Objective – Give the number of lines in the entries that contain "Сергей". State only the count.

----- Task data

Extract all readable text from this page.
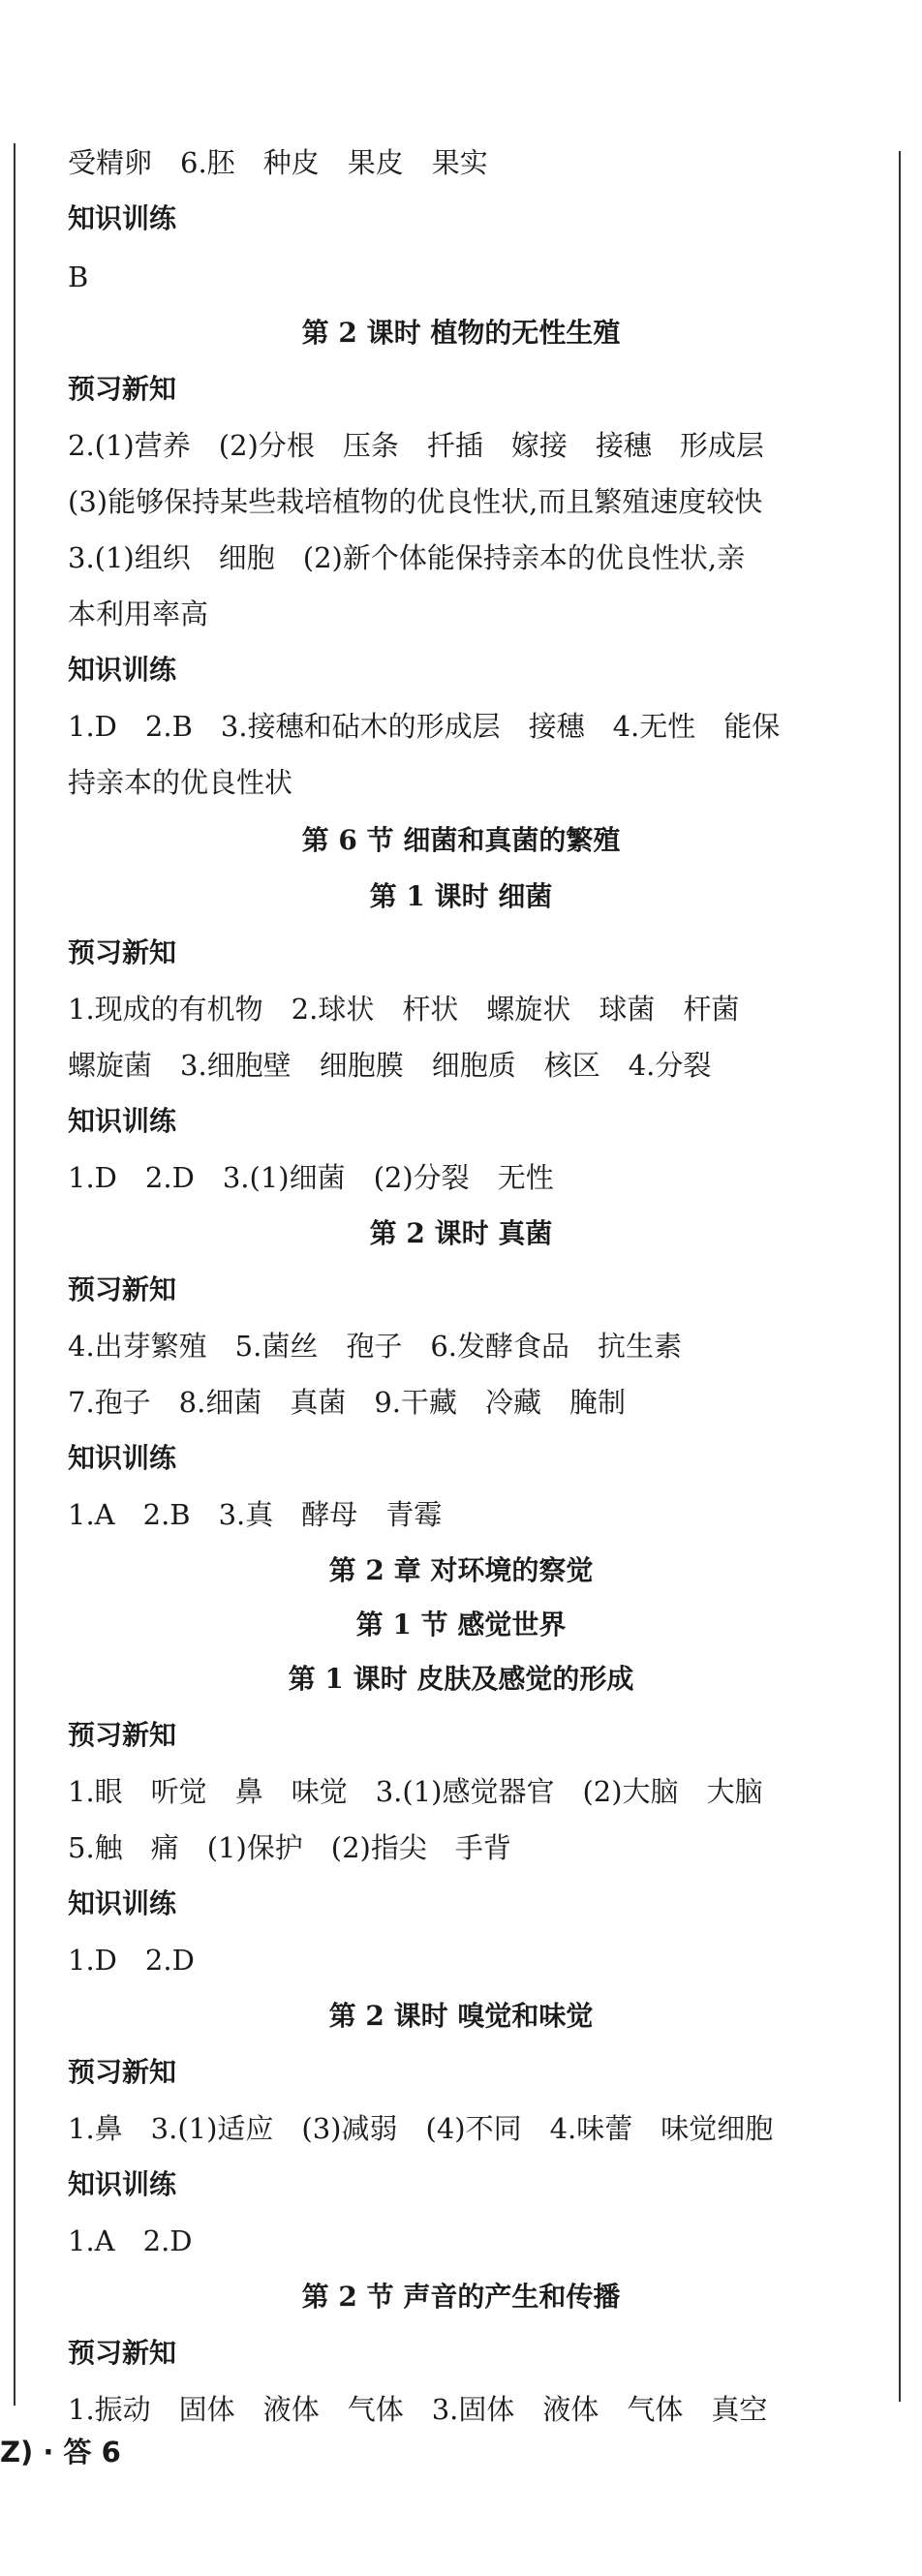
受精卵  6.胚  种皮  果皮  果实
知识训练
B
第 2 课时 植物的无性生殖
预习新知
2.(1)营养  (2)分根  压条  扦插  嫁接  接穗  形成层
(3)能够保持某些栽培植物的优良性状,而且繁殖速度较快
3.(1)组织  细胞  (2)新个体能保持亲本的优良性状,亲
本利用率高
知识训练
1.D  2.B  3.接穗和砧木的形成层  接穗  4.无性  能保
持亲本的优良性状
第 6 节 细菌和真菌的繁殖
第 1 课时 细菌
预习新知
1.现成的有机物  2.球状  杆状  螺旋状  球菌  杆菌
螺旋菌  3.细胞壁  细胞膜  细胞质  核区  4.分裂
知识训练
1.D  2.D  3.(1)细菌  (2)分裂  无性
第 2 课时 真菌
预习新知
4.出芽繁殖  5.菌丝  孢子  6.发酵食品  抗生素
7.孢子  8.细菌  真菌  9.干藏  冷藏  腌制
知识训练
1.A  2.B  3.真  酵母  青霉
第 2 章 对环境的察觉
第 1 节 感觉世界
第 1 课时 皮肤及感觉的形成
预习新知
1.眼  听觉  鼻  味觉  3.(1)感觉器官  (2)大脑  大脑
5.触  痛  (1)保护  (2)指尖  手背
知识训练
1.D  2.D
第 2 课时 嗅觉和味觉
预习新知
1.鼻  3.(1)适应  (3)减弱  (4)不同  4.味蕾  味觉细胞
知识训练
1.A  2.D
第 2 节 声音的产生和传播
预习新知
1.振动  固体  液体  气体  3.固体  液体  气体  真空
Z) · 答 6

----------
----- Task data

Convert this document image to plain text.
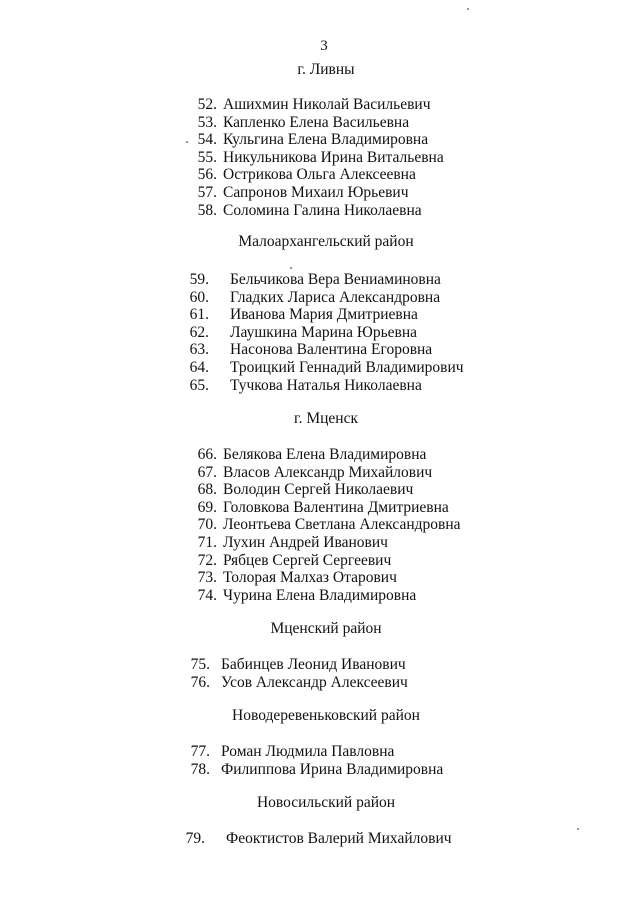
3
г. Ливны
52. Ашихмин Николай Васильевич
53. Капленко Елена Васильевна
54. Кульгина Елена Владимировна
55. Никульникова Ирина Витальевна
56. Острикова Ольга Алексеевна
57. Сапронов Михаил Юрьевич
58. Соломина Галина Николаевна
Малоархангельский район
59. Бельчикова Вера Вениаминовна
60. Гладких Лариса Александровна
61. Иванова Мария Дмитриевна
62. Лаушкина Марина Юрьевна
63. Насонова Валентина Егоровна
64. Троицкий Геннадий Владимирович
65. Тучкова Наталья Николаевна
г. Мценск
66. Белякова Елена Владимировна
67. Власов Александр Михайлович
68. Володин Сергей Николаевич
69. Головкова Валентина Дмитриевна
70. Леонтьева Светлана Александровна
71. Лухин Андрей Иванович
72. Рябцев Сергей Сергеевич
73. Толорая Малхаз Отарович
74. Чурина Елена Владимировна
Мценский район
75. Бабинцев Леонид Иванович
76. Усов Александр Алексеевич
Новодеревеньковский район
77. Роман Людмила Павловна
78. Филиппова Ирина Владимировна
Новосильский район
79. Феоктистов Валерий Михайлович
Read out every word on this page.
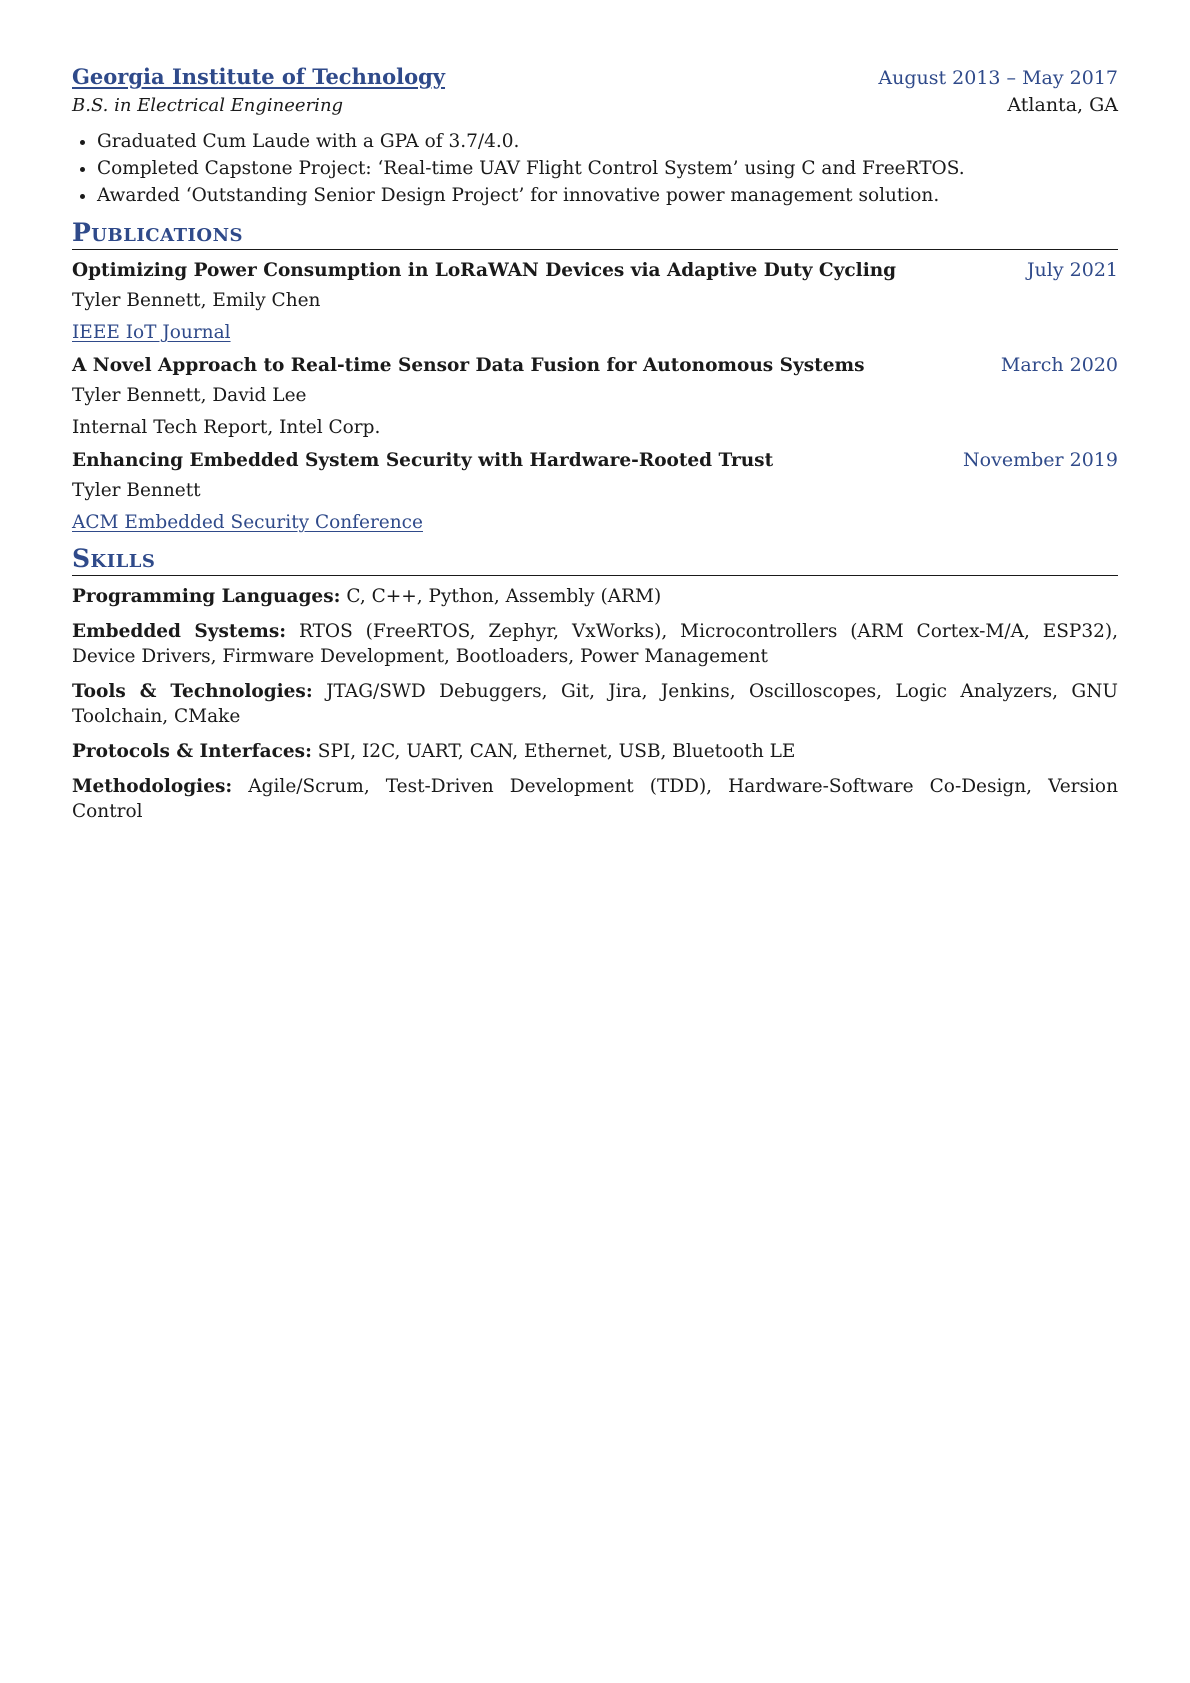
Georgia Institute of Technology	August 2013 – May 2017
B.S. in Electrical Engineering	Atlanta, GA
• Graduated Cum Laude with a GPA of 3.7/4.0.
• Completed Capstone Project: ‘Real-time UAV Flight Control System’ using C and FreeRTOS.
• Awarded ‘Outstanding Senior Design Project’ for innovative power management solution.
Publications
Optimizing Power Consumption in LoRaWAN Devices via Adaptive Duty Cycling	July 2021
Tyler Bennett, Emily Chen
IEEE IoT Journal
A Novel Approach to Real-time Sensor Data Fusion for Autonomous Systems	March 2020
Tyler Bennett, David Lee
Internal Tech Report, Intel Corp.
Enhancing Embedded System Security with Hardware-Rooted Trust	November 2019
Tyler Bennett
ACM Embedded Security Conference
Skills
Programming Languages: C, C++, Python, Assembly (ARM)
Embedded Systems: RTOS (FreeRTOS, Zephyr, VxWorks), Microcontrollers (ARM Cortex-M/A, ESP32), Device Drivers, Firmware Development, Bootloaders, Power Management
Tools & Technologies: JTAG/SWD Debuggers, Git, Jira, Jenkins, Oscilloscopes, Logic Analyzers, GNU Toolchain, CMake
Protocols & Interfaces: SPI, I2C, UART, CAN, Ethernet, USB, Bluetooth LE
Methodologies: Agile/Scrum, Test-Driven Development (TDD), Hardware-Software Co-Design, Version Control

----------

Task result – 2